[SUPPLIED MATERIAL start]

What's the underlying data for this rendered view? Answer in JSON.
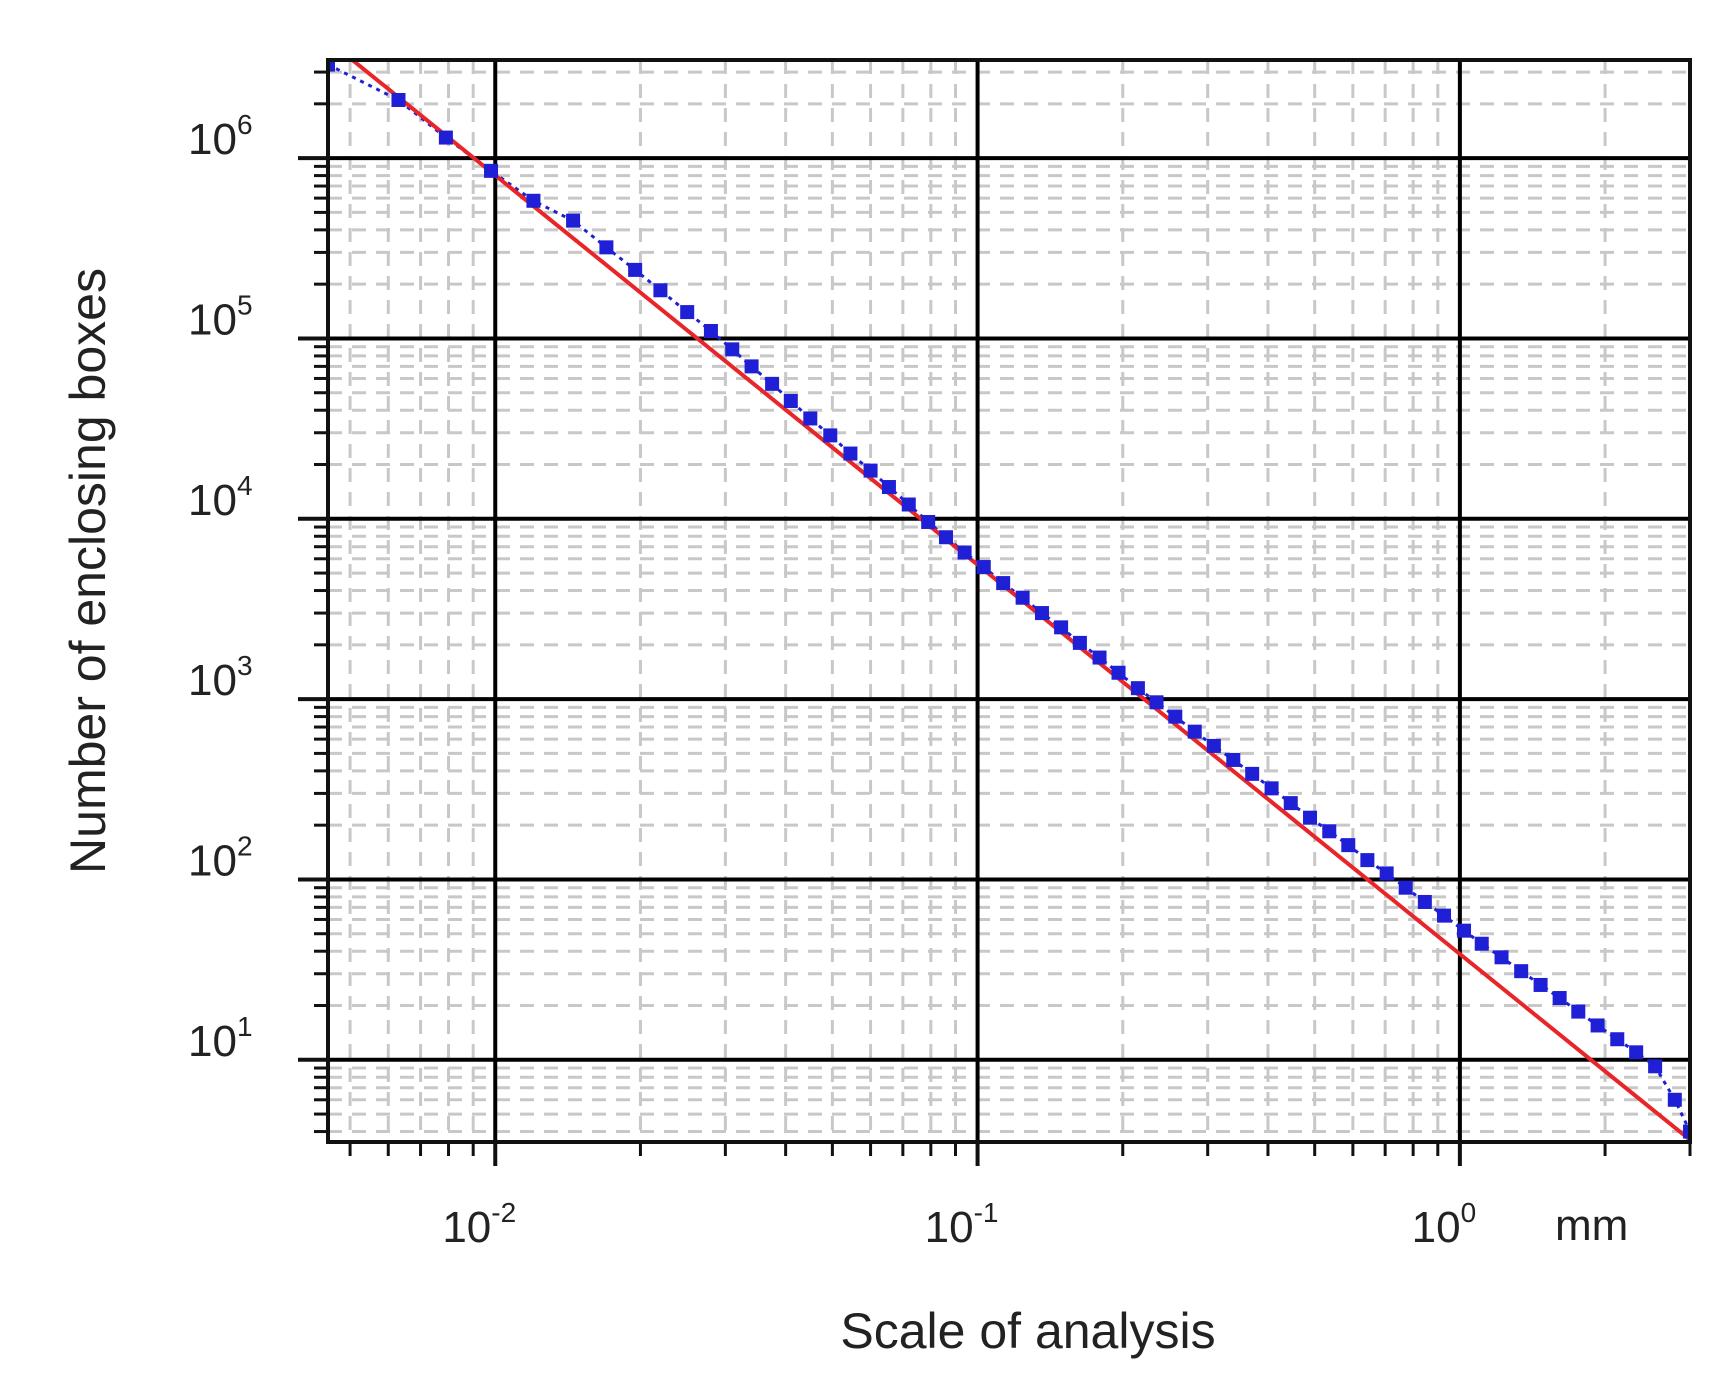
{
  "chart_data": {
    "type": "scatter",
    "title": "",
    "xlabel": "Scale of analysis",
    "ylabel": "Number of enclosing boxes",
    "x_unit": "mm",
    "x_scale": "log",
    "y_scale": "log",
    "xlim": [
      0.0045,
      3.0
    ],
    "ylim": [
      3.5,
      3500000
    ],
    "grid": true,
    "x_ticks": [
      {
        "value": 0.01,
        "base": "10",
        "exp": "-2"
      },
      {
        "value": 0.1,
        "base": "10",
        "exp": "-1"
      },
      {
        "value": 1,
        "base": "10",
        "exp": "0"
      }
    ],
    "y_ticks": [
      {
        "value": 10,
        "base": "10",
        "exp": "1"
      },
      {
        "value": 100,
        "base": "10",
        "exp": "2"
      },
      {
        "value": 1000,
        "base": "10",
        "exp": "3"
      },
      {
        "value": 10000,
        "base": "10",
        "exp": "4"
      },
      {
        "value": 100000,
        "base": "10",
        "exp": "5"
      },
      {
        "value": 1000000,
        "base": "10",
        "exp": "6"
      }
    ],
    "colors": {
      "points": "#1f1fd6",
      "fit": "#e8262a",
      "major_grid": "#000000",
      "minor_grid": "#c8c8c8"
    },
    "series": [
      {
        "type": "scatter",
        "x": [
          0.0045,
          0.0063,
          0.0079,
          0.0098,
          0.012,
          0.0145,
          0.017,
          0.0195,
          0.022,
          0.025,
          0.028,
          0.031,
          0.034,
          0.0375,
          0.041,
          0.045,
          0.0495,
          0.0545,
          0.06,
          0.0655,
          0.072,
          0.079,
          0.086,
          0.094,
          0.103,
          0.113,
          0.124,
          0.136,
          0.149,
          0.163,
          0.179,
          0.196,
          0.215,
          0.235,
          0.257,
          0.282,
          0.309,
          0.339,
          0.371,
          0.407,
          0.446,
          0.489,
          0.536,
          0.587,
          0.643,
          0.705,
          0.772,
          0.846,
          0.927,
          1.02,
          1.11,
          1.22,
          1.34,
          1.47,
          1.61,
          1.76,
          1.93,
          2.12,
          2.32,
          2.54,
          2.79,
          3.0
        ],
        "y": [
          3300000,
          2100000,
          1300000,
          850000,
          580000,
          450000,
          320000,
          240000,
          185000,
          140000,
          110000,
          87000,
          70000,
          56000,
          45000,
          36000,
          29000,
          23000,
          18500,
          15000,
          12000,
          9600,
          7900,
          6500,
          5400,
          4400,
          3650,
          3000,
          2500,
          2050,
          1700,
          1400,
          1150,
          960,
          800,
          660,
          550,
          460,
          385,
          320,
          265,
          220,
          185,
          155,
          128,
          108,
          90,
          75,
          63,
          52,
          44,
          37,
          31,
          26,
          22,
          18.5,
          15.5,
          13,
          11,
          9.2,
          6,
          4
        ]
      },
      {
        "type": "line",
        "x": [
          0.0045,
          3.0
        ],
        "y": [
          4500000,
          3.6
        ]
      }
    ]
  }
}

[SUPPLIED MATERIAL end]

TASK DESCRIPTION: Leave out the pictures and transcribe everything else exactly.

RESPONSE BELOW:
What's the underlying data for this rendered view? Answer in JSON.
{
  "chart_data": {
    "type": "scatter",
    "title": "",
    "xlabel": "Scale of analysis",
    "ylabel": "Number of enclosing boxes",
    "x_unit": "mm",
    "x_scale": "log",
    "y_scale": "log",
    "xlim": [
      0.0045,
      3.0
    ],
    "ylim": [
      3.5,
      3500000
    ],
    "grid": true,
    "x_ticks": [
      {
        "value": 0.01,
        "base": "10",
        "exp": "-2"
      },
      {
        "value": 0.1,
        "base": "10",
        "exp": "-1"
      },
      {
        "value": 1,
        "base": "10",
        "exp": "0"
      }
    ],
    "y_ticks": [
      {
        "value": 10,
        "base": "10",
        "exp": "1"
      },
      {
        "value": 100,
        "base": "10",
        "exp": "2"
      },
      {
        "value": 1000,
        "base": "10",
        "exp": "3"
      },
      {
        "value": 10000,
        "base": "10",
        "exp": "4"
      },
      {
        "value": 100000,
        "base": "10",
        "exp": "5"
      },
      {
        "value": 1000000,
        "base": "10",
        "exp": "6"
      }
    ],
    "colors": {
      "points": "#1f1fd6",
      "fit": "#e8262a",
      "major_grid": "#000000",
      "minor_grid": "#c8c8c8"
    },
    "series": [
      {
        "type": "scatter",
        "x": [
          0.0045,
          0.0063,
          0.0079,
          0.0098,
          0.012,
          0.0145,
          0.017,
          0.0195,
          0.022,
          0.025,
          0.028,
          0.031,
          0.034,
          0.0375,
          0.041,
          0.045,
          0.0495,
          0.0545,
          0.06,
          0.0655,
          0.072,
          0.079,
          0.086,
          0.094,
          0.103,
          0.113,
          0.124,
          0.136,
          0.149,
          0.163,
          0.179,
          0.196,
          0.215,
          0.235,
          0.257,
          0.282,
          0.309,
          0.339,
          0.371,
          0.407,
          0.446,
          0.489,
          0.536,
          0.587,
          0.643,
          0.705,
          0.772,
          0.846,
          0.927,
          1.02,
          1.11,
          1.22,
          1.34,
          1.47,
          1.61,
          1.76,
          1.93,
          2.12,
          2.32,
          2.54,
          2.79,
          3.0
        ],
        "y": [
          3300000,
          2100000,
          1300000,
          850000,
          580000,
          450000,
          320000,
          240000,
          185000,
          140000,
          110000,
          87000,
          70000,
          56000,
          45000,
          36000,
          29000,
          23000,
          18500,
          15000,
          12000,
          9600,
          7900,
          6500,
          5400,
          4400,
          3650,
          3000,
          2500,
          2050,
          1700,
          1400,
          1150,
          960,
          800,
          660,
          550,
          460,
          385,
          320,
          265,
          220,
          185,
          155,
          128,
          108,
          90,
          75,
          63,
          52,
          44,
          37,
          31,
          26,
          22,
          18.5,
          15.5,
          13,
          11,
          9.2,
          6,
          4
        ]
      },
      {
        "type": "line",
        "x": [
          0.0045,
          3.0
        ],
        "y": [
          4500000,
          3.6
        ]
      }
    ]
  }
}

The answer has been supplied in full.